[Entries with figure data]
______

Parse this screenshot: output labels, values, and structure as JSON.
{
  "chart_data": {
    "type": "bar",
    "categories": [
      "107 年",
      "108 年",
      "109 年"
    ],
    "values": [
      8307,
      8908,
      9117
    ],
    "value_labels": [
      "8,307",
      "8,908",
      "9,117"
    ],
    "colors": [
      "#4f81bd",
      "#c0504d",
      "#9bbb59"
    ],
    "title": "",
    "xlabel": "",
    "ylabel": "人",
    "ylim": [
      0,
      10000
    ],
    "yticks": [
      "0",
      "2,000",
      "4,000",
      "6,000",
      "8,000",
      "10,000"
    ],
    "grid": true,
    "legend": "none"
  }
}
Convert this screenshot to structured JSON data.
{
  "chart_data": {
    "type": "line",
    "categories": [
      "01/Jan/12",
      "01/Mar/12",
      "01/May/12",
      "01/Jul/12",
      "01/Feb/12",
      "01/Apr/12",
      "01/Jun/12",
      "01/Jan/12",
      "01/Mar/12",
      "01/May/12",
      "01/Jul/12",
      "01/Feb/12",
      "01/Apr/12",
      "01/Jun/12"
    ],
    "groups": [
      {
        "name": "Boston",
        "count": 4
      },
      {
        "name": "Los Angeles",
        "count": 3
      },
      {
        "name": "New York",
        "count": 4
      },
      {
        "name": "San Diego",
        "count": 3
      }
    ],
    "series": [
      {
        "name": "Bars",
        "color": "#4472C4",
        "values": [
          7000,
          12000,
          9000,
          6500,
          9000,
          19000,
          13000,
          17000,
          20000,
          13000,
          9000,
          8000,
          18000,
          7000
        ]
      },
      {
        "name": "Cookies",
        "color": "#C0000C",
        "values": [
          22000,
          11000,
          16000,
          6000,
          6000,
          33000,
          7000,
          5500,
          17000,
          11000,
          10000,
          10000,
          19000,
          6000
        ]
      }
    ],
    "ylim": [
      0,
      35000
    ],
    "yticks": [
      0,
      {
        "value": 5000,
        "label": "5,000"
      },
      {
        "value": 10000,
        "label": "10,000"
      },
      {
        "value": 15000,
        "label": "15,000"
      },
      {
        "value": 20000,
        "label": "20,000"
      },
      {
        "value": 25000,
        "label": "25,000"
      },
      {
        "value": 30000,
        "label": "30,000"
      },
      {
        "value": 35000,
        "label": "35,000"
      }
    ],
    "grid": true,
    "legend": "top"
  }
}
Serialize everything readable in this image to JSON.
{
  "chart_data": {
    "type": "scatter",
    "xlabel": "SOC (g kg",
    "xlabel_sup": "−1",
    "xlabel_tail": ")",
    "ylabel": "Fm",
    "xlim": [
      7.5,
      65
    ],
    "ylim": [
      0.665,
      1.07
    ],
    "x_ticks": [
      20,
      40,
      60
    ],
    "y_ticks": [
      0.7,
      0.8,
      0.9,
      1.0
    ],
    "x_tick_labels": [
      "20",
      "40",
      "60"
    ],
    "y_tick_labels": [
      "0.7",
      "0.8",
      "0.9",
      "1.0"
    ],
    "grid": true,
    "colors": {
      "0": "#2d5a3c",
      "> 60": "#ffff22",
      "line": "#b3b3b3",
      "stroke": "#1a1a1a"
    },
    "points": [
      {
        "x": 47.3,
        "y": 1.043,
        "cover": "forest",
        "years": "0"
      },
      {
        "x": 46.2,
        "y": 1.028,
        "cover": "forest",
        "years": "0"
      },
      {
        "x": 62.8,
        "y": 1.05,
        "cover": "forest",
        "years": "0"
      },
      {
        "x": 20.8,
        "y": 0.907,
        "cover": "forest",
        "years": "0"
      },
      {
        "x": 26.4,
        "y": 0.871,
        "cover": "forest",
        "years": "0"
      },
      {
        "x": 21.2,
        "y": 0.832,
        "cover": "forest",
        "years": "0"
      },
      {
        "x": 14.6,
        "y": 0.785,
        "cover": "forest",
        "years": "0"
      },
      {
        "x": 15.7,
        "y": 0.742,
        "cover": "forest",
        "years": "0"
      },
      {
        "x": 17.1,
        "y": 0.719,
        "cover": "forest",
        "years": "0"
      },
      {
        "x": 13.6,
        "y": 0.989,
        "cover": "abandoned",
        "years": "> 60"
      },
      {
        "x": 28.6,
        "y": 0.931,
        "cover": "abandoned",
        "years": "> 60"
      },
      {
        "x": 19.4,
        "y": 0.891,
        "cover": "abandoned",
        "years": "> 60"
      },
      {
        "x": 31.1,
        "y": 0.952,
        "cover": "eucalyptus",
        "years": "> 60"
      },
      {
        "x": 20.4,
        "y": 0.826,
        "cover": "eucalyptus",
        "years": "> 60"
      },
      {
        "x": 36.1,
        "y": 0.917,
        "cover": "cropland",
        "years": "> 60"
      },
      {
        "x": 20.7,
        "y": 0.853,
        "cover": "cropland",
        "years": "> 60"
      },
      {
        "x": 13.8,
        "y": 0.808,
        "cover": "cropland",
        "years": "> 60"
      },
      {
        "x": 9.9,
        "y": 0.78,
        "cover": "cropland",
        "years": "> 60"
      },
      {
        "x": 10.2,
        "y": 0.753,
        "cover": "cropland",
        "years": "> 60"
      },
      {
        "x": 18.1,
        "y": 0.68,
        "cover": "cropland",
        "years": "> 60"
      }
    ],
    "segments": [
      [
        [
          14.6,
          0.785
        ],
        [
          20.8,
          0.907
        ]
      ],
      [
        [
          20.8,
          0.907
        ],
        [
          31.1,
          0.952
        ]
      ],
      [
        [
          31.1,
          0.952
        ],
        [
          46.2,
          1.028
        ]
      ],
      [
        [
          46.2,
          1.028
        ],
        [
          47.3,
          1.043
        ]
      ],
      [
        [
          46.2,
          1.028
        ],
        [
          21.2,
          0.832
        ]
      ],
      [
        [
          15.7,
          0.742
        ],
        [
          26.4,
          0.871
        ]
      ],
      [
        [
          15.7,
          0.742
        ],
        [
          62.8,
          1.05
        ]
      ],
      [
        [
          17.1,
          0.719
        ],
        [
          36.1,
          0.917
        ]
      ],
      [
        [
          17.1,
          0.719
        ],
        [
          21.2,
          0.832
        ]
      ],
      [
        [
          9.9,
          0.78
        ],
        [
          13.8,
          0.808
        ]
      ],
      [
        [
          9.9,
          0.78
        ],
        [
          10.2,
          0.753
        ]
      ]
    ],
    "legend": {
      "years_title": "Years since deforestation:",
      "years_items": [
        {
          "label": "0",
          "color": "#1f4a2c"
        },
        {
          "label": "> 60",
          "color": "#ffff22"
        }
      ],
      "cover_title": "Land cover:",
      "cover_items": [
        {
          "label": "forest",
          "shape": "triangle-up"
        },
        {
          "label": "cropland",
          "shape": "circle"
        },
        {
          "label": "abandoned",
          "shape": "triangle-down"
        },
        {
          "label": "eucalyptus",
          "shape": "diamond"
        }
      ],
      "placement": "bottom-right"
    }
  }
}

______

• WORK TO BE COMPLETED: Reproduce the material above exactly; please quote every line of it.

• COMPLETE OUTPUT:
Parse this screenshot: output labels, values, and structure as JSON.
{
  "chart_data": {
    "type": "bar",
    "categories": [
      "107 年",
      "108 年",
      "109 年"
    ],
    "values": [
      8307,
      8908,
      9117
    ],
    "value_labels": [
      "8,307",
      "8,908",
      "9,117"
    ],
    "colors": [
      "#4f81bd",
      "#c0504d",
      "#9bbb59"
    ],
    "title": "",
    "xlabel": "",
    "ylabel": "人",
    "ylim": [
      0,
      10000
    ],
    "yticks": [
      "0",
      "2,000",
      "4,000",
      "6,000",
      "8,000",
      "10,000"
    ],
    "grid": true,
    "legend": "none"
  }
}
Convert this screenshot to structured JSON data.
{
  "chart_data": {
    "type": "line",
    "categories": [
      "01/Jan/12",
      "01/Mar/12",
      "01/May/12",
      "01/Jul/12",
      "01/Feb/12",
      "01/Apr/12",
      "01/Jun/12",
      "01/Jan/12",
      "01/Mar/12",
      "01/May/12",
      "01/Jul/12",
      "01/Feb/12",
      "01/Apr/12",
      "01/Jun/12"
    ],
    "groups": [
      {
        "name": "Boston",
        "count": 4
      },
      {
        "name": "Los Angeles",
        "count": 3
      },
      {
        "name": "New York",
        "count": 4
      },
      {
        "name": "San Diego",
        "count": 3
      }
    ],
    "series": [
      {
        "name": "Bars",
        "color": "#4472C4",
        "values": [
          7000,
          12000,
          9000,
          6500,
          9000,
          19000,
          13000,
          17000,
          20000,
          13000,
          9000,
          8000,
          18000,
          7000
        ]
      },
      {
        "name": "Cookies",
        "color": "#C0000C",
        "values": [
          22000,
          11000,
          16000,
          6000,
          6000,
          33000,
          7000,
          5500,
          17000,
          11000,
          10000,
          10000,
          19000,
          6000
        ]
      }
    ],
    "ylim": [
      0,
      35000
    ],
    "yticks": [
      0,
      {
        "value": 5000,
        "label": "5,000"
      },
      {
        "value": 10000,
        "label": "10,000"
      },
      {
        "value": 15000,
        "label": "15,000"
      },
      {
        "value": 20000,
        "label": "20,000"
      },
      {
        "value": 25000,
        "label": "25,000"
      },
      {
        "value": 30000,
        "label": "30,000"
      },
      {
        "value": 35000,
        "label": "35,000"
      }
    ],
    "grid": true,
    "legend": "top"
  }
}
Serialize everything readable in this image to JSON.
{
  "chart_data": {
    "type": "scatter",
    "xlabel": "SOC (g kg",
    "xlabel_sup": "−1",
    "xlabel_tail": ")",
    "ylabel": "Fm",
    "xlim": [
      7.5,
      65
    ],
    "ylim": [
      0.665,
      1.07
    ],
    "x_ticks": [
      20,
      40,
      60
    ],
    "y_ticks": [
      0.7,
      0.8,
      0.9,
      1.0
    ],
    "x_tick_labels": [
      "20",
      "40",
      "60"
    ],
    "y_tick_labels": [
      "0.7",
      "0.8",
      "0.9",
      "1.0"
    ],
    "grid": true,
    "colors": {
      "0": "#2d5a3c",
      "> 60": "#ffff22",
      "line": "#b3b3b3",
      "stroke": "#1a1a1a"
    },
    "points": [
      {
        "x": 47.3,
        "y": 1.043,
        "cover": "forest",
        "years": "0"
      },
      {
        "x": 46.2,
        "y": 1.028,
        "cover": "forest",
        "years": "0"
      },
      {
        "x": 62.8,
        "y": 1.05,
        "cover": "forest",
        "years": "0"
      },
      {
        "x": 20.8,
        "y": 0.907,
        "cover": "forest",
        "years": "0"
      },
      {
        "x": 26.4,
        "y": 0.871,
        "cover": "forest",
        "years": "0"
      },
      {
        "x": 21.2,
        "y": 0.832,
        "cover": "forest",
        "years": "0"
      },
      {
        "x": 14.6,
        "y": 0.785,
        "cover": "forest",
        "years": "0"
      },
      {
        "x": 15.7,
        "y": 0.742,
        "cover": "forest",
        "years": "0"
      },
      {
        "x": 17.1,
        "y": 0.719,
        "cover": "forest",
        "years": "0"
      },
      {
        "x": 13.6,
        "y": 0.989,
        "cover": "abandoned",
        "years": "> 60"
      },
      {
        "x": 28.6,
        "y": 0.931,
        "cover": "abandoned",
        "years": "> 60"
      },
      {
        "x": 19.4,
        "y": 0.891,
        "cover": "abandoned",
        "years": "> 60"
      },
      {
        "x": 31.1,
        "y": 0.952,
        "cover": "eucalyptus",
        "years": "> 60"
      },
      {
        "x": 20.4,
        "y": 0.826,
        "cover": "eucalyptus",
        "years": "> 60"
      },
      {
        "x": 36.1,
        "y": 0.917,
        "cover": "cropland",
        "years": "> 60"
      },
      {
        "x": 20.7,
        "y": 0.853,
        "cover": "cropland",
        "years": "> 60"
      },
      {
        "x": 13.8,
        "y": 0.808,
        "cover": "cropland",
        "years": "> 60"
      },
      {
        "x": 9.9,
        "y": 0.78,
        "cover": "cropland",
        "years": "> 60"
      },
      {
        "x": 10.2,
        "y": 0.753,
        "cover": "cropland",
        "years": "> 60"
      },
      {
        "x": 18.1,
        "y": 0.68,
        "cover": "cropland",
        "years": "> 60"
      }
    ],
    "segments": [
      [
        [
          14.6,
          0.785
        ],
        [
          20.8,
          0.907
        ]
      ],
      [
        [
          20.8,
          0.907
        ],
        [
          31.1,
          0.952
        ]
      ],
      [
        [
          31.1,
          0.952
        ],
        [
          46.2,
          1.028
        ]
      ],
      [
        [
          46.2,
          1.028
        ],
        [
          47.3,
          1.043
        ]
      ],
      [
        [
          46.2,
          1.028
        ],
        [
          21.2,
          0.832
        ]
      ],
      [
        [
          15.7,
          0.742
        ],
        [
          26.4,
          0.871
        ]
      ],
      [
        [
          15.7,
          0.742
        ],
        [
          62.8,
          1.05
        ]
      ],
      [
        [
          17.1,
          0.719
        ],
        [
          36.1,
          0.917
        ]
      ],
      [
        [
          17.1,
          0.719
        ],
        [
          21.2,
          0.832
        ]
      ],
      [
        [
          9.9,
          0.78
        ],
        [
          13.8,
          0.808
        ]
      ],
      [
        [
          9.9,
          0.78
        ],
        [
          10.2,
          0.753
        ]
      ]
    ],
    "legend": {
      "years_title": "Years since deforestation:",
      "years_items": [
        {
          "label": "0",
          "color": "#1f4a2c"
        },
        {
          "label": "> 60",
          "color": "#ffff22"
        }
      ],
      "cover_title": "Land cover:",
      "cover_items": [
        {
          "label": "forest",
          "shape": "triangle-up"
        },
        {
          "label": "cropland",
          "shape": "circle"
        },
        {
          "label": "abandoned",
          "shape": "triangle-down"
        },
        {
          "label": "eucalyptus",
          "shape": "diamond"
        }
      ],
      "placement": "bottom-right"
    }
  }
}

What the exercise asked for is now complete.